> _Список заданий_
- A) Сколько групп было в Доме ребенка, судя по тексту о нем?
- B) Перепишите без изменений фрагмент текста о Доме ребенка, который начинается со слов, содержащих «Только когда мы», и заканчивается словами «просто шагают молча.».

> _Исходный текст_
■ ■ ■

Только когда мы гуляли вместе, я показал Тане детишек из детского сада — он рядом совсем, буквально за забором. И вот я ее на руки взял и поднял над забором, чтобы она на других детей из детского садика посмотрела. Она увидела, как детишки играют, и очень удивленно спросила: «А почему они кричат?». В Доме ребенка всегда тихо, никаких звуков, и на прогулке дети просто шагают молча.
Они вообще ничего в жизни не знают — только детей из своей группы и воспитателей. Таня поначалу даже бабушку от женщины не могла отличить. Она девочка умная, смышленая, просто у нее нет обычного жизненного опыта, который есть у каждого семейного ребенка.
В Доме ребенка было всего три группы. Одна для малышей и две с ребятами постарше. Среди них было около пяти-семи детей, имеющих родителей. То есть родители пришли, заявление написали и отдали детей временно. Получается такой детский сад на длительный срок. Мы таких родителей видели, они приходят через день, играют с детьми. Но не забирают.

■ ■ ■

> _Данные для анализа_
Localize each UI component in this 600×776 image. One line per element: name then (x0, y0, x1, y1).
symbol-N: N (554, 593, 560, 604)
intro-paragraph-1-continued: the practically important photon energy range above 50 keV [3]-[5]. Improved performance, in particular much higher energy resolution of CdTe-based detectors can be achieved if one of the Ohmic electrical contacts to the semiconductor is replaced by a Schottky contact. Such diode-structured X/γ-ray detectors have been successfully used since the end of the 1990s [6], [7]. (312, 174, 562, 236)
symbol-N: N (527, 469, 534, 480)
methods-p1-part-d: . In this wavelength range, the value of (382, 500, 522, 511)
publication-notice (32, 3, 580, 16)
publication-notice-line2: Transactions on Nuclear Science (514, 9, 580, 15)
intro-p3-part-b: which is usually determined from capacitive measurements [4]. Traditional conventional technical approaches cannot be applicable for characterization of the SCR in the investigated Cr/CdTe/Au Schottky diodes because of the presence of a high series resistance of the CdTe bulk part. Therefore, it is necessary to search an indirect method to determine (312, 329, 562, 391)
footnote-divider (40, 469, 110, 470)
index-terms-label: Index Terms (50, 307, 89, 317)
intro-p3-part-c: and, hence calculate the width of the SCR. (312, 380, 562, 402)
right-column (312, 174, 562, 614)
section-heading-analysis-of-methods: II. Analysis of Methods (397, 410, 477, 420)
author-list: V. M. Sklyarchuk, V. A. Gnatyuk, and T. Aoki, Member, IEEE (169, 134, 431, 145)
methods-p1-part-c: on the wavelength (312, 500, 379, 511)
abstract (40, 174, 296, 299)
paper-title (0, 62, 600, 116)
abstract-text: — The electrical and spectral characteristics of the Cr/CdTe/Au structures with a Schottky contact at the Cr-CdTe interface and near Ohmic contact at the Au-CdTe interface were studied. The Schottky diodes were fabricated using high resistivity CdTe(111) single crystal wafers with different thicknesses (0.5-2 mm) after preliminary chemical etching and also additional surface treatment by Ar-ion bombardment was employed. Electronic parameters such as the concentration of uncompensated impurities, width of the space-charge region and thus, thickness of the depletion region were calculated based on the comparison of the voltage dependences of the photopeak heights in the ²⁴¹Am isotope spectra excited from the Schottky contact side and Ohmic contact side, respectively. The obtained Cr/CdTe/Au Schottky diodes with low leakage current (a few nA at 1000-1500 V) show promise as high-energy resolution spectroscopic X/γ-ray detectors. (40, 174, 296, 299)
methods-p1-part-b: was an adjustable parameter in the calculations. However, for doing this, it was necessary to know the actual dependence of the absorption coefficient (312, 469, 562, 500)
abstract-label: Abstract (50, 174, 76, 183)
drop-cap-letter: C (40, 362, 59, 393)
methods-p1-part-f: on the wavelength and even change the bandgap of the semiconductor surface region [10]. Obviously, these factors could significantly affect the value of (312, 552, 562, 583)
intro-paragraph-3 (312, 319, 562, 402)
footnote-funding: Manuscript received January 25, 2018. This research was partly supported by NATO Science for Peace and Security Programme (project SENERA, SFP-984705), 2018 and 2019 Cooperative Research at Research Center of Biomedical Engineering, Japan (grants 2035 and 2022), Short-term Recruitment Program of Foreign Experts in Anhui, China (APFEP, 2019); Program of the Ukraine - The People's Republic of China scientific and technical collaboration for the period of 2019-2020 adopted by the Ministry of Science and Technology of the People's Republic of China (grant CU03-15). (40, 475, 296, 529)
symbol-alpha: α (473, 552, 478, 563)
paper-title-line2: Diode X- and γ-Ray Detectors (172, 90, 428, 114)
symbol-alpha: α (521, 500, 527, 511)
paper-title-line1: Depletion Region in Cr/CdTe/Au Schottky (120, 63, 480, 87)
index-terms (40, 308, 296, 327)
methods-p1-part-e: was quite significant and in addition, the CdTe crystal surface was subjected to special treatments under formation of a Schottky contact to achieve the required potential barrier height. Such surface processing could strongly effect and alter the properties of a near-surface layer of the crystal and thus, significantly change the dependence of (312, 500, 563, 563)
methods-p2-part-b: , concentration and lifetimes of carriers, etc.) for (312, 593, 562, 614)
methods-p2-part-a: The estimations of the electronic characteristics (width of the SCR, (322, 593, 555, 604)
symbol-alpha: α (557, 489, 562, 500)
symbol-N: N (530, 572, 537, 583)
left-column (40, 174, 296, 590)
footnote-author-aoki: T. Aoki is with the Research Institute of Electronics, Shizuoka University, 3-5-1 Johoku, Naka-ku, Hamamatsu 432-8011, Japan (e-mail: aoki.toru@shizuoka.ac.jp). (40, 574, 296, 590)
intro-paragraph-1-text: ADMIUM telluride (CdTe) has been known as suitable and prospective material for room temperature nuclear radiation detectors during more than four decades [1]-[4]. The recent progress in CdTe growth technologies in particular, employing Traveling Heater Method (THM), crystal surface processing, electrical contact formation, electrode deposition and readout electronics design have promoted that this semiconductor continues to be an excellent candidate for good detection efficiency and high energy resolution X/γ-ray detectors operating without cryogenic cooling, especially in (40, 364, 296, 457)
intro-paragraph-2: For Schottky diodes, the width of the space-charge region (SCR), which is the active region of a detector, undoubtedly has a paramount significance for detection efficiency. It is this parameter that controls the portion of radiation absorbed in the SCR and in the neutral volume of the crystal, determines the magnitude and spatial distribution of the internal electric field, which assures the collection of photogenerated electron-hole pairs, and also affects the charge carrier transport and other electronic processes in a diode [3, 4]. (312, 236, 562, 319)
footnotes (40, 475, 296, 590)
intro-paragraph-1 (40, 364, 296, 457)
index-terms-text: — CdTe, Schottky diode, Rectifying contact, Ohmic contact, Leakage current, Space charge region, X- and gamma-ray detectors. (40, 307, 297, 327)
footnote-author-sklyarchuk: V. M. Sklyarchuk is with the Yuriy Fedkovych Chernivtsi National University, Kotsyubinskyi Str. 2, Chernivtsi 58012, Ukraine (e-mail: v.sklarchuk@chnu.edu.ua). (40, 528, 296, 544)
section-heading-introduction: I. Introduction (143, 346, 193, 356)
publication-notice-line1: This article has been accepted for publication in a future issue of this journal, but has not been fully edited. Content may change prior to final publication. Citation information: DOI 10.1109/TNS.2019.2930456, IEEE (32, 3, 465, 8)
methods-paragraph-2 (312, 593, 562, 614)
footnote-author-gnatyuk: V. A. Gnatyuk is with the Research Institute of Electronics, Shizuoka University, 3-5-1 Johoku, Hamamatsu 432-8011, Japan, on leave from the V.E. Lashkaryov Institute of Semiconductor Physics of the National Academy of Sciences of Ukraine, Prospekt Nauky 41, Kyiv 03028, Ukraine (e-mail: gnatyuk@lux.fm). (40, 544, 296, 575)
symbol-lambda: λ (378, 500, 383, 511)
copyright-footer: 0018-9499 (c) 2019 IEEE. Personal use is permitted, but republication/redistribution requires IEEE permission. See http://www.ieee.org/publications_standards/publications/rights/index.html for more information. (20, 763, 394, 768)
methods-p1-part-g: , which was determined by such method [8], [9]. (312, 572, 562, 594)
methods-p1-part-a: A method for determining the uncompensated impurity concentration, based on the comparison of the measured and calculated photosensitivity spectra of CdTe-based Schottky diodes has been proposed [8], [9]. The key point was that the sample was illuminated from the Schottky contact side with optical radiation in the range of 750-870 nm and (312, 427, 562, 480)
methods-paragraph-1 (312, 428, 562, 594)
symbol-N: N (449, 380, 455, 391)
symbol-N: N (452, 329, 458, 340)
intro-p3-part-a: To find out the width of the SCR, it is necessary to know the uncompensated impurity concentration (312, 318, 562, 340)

■ ■ ■

> _Ответы к заданиям_
- A) Три группы.

- B)
Только когда мы гуляли вместе, я показал Тане детишек из детского сада — он рядом совсем, буквально за забором. И вот я ее на руки взял и поднял над забором, чтобы она на других детей из детского садика посмотрела. Она увидела, как детишки играют, и очень удивленно спросила: «А почему они кричат?». В Доме ребенка всегда тихо, никаких звуков, и на прогулке дети просто шагают молча.